══ Exercise material ══

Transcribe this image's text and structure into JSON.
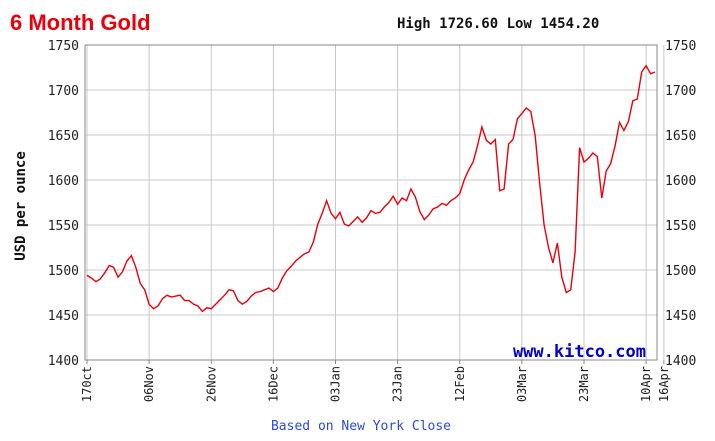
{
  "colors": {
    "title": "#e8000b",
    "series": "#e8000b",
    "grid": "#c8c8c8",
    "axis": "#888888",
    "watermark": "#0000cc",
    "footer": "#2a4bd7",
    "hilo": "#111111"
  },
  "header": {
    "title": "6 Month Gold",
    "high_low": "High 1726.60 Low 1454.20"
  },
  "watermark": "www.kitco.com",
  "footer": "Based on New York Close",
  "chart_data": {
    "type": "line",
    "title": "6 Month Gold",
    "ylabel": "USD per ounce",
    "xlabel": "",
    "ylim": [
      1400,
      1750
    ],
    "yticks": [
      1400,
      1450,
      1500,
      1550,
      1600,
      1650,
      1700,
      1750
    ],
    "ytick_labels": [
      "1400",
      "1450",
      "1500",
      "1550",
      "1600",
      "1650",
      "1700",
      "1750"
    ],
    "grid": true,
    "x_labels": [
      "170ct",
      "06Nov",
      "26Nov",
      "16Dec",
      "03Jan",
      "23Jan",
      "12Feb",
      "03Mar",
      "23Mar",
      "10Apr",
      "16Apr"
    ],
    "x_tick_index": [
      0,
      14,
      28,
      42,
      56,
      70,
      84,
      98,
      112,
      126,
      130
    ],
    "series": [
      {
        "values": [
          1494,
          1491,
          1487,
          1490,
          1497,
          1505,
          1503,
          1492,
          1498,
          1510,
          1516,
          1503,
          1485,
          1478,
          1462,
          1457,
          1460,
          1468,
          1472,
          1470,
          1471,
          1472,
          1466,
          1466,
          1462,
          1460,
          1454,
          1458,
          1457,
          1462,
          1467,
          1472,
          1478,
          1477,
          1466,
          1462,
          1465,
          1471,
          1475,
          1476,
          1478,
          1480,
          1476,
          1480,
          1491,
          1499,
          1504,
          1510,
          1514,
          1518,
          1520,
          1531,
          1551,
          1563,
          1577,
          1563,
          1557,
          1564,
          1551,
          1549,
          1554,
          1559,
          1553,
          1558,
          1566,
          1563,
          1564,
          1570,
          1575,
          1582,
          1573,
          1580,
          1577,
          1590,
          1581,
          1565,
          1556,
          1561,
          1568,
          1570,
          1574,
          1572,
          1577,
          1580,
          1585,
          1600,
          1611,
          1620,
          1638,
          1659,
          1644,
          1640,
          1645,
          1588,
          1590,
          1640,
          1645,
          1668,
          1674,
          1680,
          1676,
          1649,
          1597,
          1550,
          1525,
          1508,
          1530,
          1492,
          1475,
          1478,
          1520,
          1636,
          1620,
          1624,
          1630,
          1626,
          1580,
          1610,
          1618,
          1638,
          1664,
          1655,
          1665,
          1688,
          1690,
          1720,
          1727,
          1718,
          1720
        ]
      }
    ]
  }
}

═══
══ Exercise material ══

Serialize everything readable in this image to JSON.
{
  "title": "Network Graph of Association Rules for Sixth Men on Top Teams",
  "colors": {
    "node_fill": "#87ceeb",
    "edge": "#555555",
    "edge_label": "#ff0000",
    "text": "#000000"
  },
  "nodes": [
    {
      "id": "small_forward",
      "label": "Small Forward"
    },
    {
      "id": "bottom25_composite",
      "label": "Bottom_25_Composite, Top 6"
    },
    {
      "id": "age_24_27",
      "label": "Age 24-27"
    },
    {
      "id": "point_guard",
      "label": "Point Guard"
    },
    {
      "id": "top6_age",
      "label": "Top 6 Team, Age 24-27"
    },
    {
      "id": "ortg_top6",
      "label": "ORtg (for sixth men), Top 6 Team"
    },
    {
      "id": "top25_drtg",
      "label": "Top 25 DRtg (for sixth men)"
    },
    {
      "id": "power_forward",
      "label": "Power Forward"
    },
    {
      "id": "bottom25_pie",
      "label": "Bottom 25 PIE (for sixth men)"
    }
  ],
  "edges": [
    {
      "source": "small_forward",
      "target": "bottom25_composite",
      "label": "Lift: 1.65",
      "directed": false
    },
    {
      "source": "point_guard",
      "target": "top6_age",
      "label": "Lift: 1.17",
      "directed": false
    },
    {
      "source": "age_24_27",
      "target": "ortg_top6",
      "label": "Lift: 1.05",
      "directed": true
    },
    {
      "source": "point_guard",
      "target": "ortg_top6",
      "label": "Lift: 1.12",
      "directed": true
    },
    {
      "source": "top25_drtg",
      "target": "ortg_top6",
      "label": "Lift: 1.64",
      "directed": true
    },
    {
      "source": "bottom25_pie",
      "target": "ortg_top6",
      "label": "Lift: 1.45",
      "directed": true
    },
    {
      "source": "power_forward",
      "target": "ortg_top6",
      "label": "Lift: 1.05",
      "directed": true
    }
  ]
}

═══
══ Exercise material ══

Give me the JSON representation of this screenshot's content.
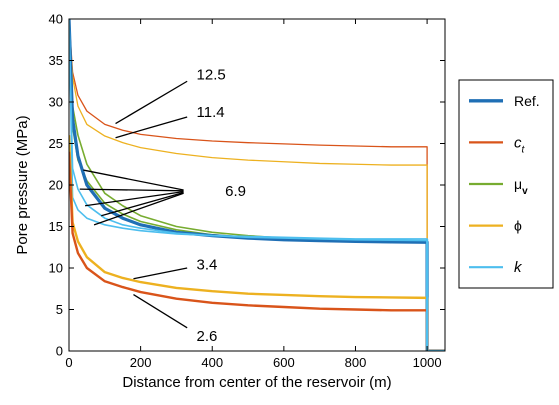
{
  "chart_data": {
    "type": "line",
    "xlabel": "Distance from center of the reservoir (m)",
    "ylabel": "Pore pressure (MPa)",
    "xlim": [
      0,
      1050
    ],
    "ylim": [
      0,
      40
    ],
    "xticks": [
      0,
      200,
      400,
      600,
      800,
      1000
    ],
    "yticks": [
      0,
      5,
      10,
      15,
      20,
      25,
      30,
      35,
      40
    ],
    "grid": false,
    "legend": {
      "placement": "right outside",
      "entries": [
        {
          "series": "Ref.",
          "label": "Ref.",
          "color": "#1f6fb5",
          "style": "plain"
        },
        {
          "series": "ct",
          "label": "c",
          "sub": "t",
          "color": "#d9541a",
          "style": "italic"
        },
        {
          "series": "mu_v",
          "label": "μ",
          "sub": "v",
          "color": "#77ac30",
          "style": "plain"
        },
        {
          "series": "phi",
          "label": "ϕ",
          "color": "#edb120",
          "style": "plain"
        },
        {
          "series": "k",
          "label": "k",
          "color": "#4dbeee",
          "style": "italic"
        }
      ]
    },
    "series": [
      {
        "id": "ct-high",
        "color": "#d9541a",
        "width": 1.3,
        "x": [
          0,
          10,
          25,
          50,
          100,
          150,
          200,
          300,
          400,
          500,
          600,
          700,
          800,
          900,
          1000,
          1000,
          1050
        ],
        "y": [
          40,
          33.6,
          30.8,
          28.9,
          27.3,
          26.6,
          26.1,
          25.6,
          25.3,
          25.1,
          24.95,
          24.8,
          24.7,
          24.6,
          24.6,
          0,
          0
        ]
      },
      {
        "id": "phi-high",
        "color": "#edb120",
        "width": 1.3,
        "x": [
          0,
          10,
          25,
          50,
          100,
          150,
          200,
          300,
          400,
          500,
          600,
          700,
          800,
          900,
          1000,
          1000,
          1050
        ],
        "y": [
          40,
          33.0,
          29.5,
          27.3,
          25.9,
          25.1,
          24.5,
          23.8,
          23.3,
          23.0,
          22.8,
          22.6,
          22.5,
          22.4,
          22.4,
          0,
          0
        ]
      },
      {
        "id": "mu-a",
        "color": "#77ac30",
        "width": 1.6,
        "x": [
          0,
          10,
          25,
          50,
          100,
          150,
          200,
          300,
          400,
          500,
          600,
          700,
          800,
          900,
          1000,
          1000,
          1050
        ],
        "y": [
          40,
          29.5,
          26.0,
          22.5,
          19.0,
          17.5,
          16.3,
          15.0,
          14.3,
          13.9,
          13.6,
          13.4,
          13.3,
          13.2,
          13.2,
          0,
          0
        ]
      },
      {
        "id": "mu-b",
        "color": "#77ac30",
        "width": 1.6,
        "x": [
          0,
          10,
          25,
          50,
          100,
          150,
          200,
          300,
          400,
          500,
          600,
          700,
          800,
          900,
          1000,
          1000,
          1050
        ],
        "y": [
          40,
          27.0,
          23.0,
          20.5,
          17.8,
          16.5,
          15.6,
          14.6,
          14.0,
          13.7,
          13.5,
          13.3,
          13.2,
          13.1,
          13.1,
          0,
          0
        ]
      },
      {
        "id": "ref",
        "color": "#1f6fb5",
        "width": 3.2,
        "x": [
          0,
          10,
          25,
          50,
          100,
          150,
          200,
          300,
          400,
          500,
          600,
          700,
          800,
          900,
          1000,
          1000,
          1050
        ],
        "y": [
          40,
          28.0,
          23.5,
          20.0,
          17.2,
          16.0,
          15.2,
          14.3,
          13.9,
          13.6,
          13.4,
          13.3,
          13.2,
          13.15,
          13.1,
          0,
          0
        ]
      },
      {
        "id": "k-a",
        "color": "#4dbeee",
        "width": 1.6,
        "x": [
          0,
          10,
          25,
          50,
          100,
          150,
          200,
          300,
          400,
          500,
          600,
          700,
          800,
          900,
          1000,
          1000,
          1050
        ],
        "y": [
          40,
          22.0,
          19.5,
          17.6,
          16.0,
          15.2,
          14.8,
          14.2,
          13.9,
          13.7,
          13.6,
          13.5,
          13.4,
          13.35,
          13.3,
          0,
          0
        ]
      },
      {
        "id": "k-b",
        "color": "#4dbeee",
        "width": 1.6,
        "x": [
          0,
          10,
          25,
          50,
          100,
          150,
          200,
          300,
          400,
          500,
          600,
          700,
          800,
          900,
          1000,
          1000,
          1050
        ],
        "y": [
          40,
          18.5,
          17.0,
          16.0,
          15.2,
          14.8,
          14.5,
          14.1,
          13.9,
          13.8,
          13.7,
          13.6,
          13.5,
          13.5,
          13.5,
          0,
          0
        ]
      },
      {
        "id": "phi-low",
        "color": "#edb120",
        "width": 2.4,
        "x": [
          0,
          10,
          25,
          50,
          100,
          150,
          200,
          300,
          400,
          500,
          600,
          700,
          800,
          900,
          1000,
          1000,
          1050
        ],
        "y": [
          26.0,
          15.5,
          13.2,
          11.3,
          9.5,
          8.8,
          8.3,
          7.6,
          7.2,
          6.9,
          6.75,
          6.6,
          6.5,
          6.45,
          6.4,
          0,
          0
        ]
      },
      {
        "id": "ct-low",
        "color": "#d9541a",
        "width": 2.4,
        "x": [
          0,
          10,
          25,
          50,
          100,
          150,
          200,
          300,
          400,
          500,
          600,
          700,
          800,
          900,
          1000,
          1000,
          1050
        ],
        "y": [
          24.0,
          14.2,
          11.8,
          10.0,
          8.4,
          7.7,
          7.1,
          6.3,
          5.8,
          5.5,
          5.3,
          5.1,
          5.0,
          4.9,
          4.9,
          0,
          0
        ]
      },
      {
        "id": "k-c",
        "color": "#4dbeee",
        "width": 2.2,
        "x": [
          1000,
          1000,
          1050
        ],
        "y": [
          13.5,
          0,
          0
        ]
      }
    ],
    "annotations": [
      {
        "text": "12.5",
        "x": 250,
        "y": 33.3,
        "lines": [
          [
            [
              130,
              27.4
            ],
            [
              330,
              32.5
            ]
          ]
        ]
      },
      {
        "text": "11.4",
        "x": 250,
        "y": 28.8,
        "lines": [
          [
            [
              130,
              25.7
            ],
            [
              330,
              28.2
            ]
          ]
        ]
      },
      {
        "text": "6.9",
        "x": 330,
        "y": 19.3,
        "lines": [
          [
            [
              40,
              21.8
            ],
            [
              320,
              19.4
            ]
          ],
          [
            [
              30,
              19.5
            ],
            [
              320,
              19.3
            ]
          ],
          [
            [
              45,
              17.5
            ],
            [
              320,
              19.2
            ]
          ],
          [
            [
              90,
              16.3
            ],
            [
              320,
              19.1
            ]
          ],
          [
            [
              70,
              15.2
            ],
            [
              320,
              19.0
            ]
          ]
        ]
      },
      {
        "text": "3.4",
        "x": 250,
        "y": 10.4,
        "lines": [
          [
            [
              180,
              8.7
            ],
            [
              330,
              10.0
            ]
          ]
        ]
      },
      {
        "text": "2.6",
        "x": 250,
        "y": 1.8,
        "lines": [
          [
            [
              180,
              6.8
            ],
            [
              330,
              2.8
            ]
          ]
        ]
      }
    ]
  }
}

═══

### [Task goal]
Pull out each line containing the word "title" and copy it.

### [Result for this exercise]
    "title": "#e8000b",
    "title": "6 Month Gold",
    "title": "6 Month Gold",
  "title": "Network Graph of Association Rules for Sixth Men on Top Teams",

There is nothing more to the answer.